Work to do
Take from the listing each line that has the string "十二月你好".

Source material

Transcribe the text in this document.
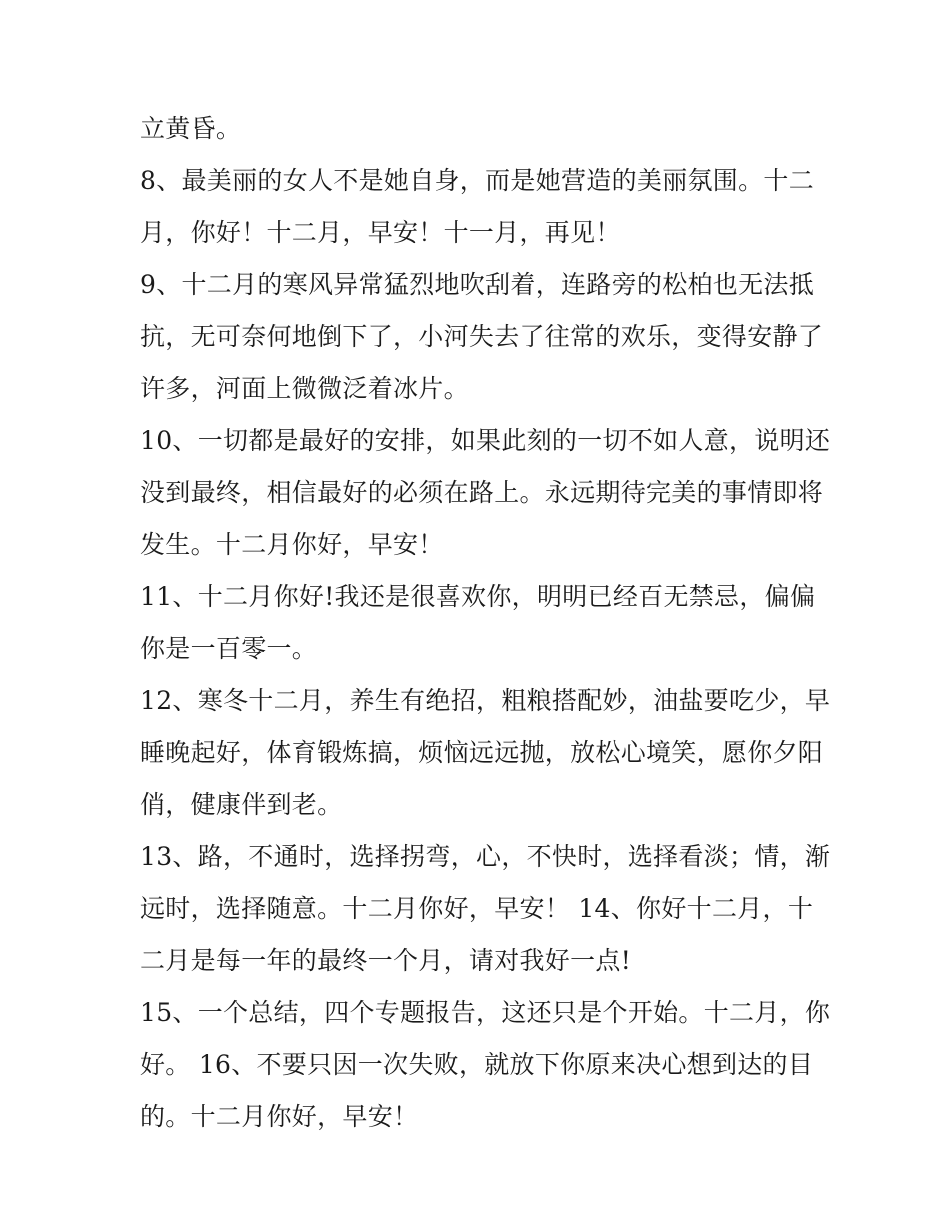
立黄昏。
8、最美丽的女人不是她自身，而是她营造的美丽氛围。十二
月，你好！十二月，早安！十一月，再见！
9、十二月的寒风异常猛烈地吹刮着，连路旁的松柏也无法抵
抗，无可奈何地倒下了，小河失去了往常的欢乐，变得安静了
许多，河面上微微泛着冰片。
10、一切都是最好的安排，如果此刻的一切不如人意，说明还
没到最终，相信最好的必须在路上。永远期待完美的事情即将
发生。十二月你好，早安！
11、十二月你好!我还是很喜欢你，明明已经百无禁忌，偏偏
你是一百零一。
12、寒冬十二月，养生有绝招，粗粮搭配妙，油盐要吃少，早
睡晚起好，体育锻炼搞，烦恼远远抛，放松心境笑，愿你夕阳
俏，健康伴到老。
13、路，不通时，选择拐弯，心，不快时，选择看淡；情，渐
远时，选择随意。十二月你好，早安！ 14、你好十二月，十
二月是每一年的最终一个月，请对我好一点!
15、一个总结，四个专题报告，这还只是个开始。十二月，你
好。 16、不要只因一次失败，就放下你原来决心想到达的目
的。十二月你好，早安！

* * *

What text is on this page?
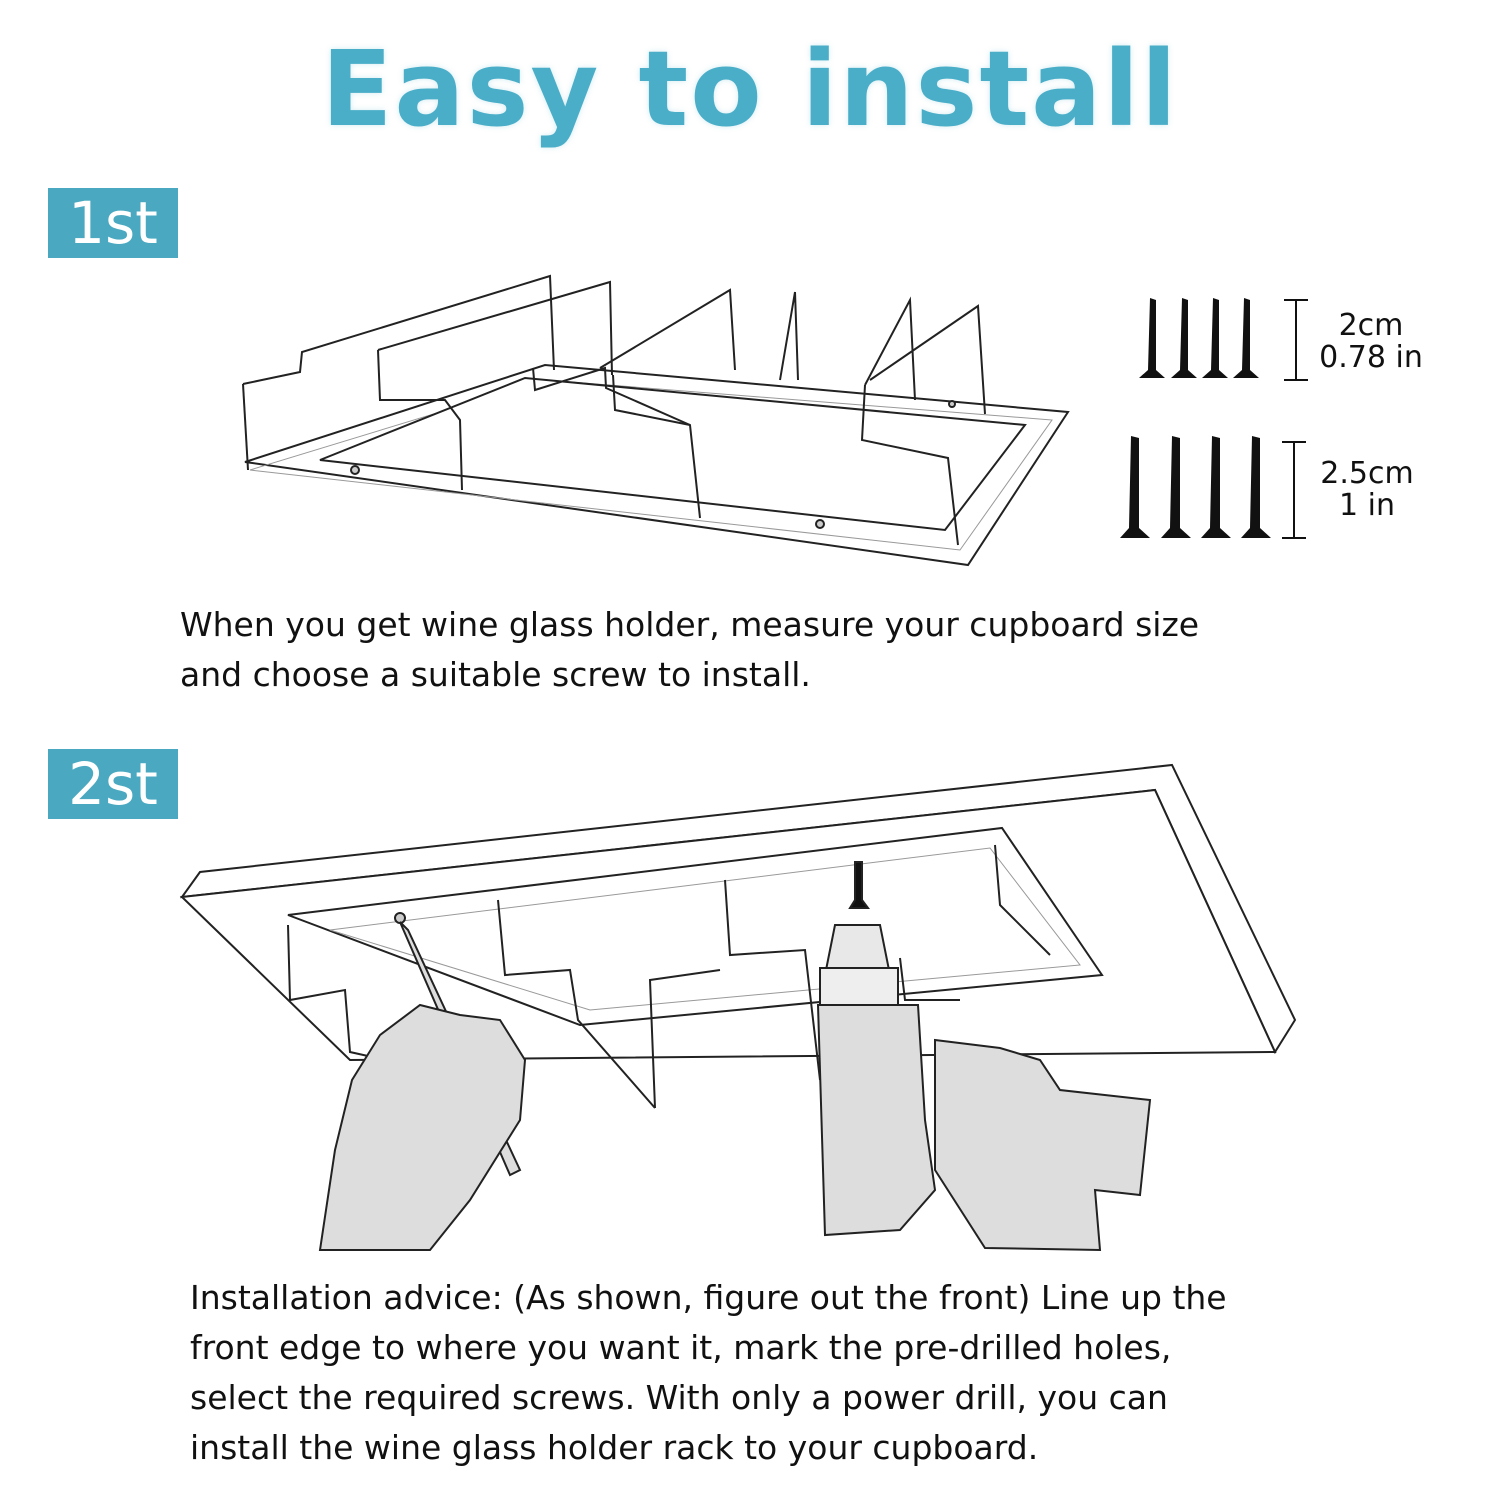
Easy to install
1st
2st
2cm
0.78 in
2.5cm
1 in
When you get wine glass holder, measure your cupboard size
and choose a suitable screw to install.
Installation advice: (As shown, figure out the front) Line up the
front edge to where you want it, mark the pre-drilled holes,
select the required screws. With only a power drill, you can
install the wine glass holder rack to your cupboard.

Expected answer
发生。十二月你好，早安！
11、十二月你好!我还是很喜欢你，明明已经百无禁忌，偏偏
远时，选择随意。十二月你好，早安！ 14、你好十二月，十
的。十二月你好，早安！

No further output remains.